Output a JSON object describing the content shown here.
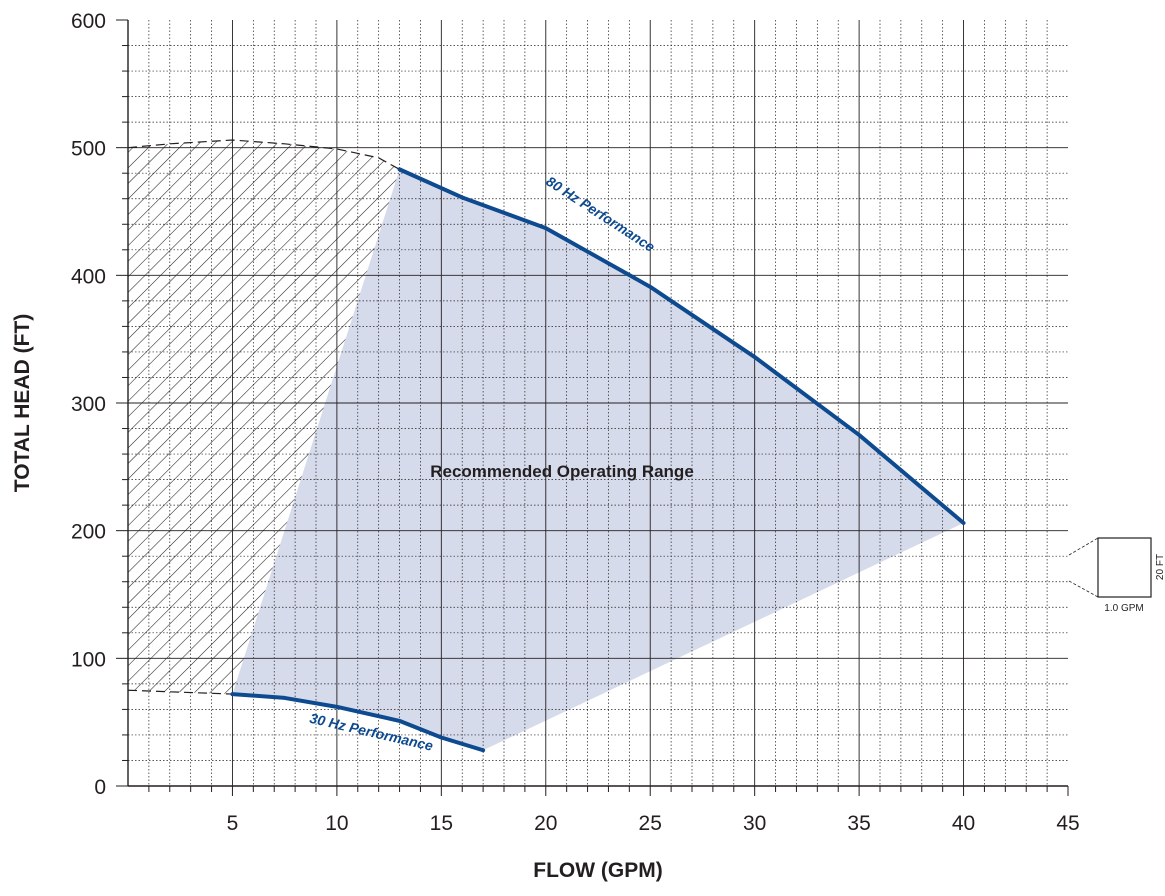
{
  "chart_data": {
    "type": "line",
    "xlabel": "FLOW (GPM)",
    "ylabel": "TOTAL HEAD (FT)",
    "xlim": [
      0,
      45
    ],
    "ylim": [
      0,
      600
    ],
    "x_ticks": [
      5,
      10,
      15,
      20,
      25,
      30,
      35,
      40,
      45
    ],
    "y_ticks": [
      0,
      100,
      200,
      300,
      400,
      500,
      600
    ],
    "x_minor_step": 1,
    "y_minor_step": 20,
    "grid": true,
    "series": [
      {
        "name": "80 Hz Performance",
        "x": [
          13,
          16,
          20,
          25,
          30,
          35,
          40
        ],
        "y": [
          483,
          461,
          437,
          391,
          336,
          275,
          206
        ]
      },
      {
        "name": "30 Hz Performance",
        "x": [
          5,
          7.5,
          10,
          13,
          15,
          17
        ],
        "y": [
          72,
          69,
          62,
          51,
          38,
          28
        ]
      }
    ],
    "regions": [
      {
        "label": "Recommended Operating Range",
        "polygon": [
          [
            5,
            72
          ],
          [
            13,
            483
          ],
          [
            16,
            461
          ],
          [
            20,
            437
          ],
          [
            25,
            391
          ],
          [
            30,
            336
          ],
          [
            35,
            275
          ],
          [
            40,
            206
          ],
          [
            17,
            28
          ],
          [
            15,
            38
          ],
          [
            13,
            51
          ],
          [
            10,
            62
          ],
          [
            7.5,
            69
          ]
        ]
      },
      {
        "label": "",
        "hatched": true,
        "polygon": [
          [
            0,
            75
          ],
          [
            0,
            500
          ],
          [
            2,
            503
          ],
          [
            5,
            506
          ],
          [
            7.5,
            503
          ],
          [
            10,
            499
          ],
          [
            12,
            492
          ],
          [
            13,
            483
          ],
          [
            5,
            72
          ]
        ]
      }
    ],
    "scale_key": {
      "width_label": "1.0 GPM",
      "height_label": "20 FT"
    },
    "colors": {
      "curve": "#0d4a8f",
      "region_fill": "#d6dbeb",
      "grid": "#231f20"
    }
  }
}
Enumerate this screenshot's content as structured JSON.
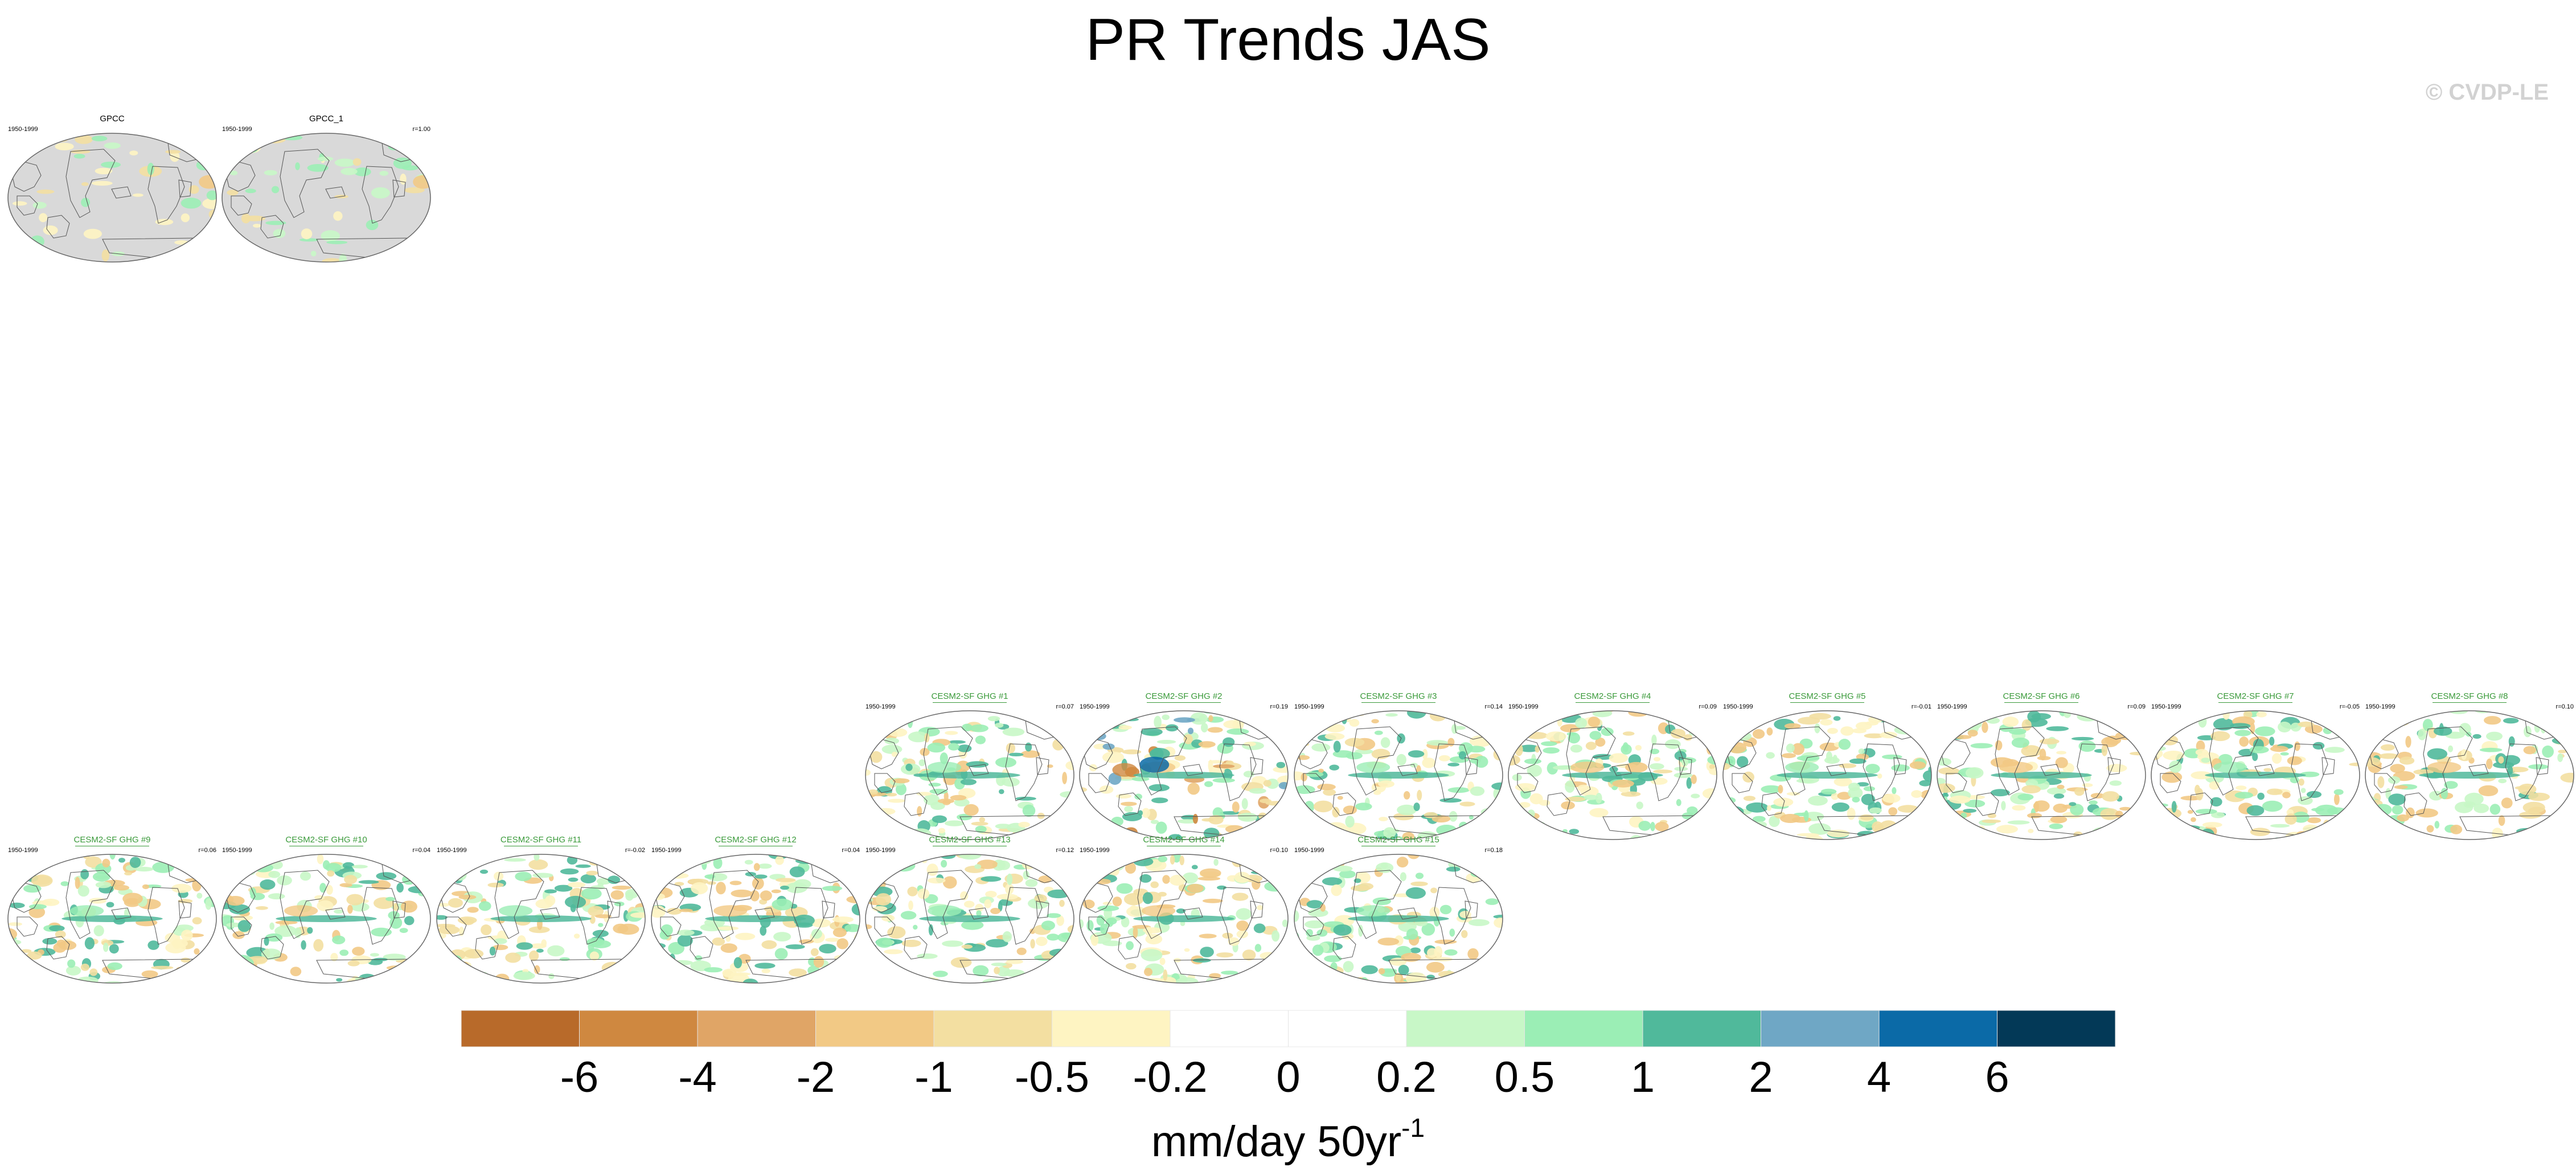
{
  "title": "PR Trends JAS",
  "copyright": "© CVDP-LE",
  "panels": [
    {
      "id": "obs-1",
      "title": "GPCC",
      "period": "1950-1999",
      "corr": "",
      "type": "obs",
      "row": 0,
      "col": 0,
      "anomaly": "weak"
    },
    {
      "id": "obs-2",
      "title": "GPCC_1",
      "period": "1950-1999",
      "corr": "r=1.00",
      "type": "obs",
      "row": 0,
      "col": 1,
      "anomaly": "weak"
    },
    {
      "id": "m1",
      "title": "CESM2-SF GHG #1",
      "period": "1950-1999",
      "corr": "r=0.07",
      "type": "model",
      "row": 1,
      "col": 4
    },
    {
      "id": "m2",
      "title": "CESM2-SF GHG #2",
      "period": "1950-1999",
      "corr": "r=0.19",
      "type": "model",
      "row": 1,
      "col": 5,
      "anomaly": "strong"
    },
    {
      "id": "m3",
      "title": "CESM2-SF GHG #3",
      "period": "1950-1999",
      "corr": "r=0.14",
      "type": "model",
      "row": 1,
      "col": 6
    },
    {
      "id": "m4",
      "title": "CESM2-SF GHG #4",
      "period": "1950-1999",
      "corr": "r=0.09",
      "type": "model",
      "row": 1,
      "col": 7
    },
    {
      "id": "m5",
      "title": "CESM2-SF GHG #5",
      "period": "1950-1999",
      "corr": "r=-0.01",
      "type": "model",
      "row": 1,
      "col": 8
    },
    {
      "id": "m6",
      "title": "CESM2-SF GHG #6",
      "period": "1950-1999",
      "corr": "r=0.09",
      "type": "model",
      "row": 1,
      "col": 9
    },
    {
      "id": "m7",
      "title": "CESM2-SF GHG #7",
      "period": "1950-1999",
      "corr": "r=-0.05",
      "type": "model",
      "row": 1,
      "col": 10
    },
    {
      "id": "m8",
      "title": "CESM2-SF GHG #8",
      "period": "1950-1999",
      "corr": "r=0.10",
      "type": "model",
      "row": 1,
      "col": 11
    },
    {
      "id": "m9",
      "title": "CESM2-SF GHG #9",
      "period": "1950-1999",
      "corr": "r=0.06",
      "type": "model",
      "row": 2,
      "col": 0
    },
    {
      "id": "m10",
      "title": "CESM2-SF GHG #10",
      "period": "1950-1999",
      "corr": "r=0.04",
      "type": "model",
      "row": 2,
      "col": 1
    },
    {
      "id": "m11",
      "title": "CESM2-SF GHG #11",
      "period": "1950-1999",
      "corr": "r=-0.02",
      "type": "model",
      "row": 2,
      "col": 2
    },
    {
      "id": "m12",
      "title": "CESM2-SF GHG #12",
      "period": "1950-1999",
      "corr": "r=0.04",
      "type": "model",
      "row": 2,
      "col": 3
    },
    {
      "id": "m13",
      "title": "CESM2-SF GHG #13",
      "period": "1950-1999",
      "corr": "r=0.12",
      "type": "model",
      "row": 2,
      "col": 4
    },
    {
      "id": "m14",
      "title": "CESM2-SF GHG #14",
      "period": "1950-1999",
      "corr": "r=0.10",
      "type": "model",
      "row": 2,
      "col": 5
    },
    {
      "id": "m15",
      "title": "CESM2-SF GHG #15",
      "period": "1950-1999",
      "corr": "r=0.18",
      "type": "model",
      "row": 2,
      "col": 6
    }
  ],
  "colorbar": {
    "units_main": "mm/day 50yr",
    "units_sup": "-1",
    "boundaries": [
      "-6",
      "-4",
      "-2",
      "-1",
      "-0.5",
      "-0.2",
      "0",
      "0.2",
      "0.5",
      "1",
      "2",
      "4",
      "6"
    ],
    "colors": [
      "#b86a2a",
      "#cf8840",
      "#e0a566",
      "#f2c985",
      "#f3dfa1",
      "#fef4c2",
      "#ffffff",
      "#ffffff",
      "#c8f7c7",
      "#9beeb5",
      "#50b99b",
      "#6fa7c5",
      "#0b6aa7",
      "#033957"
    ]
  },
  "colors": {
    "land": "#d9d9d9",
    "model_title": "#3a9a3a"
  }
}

_ _ _ _ _

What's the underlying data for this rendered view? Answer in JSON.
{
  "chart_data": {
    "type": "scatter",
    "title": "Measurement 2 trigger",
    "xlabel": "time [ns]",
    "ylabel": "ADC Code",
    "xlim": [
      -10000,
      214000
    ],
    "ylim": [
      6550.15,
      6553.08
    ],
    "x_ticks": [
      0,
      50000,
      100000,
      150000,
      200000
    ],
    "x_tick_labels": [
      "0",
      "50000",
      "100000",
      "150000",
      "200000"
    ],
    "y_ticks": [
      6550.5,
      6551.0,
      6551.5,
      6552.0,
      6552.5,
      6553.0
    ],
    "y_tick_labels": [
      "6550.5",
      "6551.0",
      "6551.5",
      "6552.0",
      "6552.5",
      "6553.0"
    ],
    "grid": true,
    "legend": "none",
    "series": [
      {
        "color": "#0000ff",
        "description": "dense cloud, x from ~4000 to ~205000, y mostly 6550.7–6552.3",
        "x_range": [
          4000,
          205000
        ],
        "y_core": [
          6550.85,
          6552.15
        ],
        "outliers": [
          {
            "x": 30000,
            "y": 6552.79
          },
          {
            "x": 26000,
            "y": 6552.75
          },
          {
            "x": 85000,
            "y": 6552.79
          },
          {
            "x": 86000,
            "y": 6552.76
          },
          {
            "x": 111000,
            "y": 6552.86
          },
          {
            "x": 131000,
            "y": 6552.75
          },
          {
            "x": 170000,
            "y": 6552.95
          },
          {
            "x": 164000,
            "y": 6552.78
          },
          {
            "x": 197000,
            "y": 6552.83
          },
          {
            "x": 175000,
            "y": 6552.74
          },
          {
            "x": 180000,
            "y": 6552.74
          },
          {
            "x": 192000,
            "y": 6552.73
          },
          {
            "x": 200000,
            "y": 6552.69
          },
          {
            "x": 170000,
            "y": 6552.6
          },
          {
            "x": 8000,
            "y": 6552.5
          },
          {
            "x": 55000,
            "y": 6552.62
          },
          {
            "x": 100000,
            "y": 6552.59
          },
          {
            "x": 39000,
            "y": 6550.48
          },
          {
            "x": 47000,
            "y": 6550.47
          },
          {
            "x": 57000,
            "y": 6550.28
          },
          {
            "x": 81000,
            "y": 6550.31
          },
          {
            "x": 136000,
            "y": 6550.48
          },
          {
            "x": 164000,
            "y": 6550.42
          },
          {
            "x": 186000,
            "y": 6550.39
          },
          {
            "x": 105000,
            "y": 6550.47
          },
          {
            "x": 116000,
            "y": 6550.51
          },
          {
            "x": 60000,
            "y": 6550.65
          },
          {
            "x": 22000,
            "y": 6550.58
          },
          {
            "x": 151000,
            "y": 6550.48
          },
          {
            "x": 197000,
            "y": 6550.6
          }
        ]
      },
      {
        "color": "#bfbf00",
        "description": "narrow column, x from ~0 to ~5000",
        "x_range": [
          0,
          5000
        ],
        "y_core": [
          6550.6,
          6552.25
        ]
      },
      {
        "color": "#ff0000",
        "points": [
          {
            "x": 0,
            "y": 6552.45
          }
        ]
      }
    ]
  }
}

_ _ _ _ _

__Your instructions__
Each line in the listing above that contains "name" should be copied.

__Output of the exercise__
        "name": "80 Hz Performance",
        "name": "30 Hz Performance",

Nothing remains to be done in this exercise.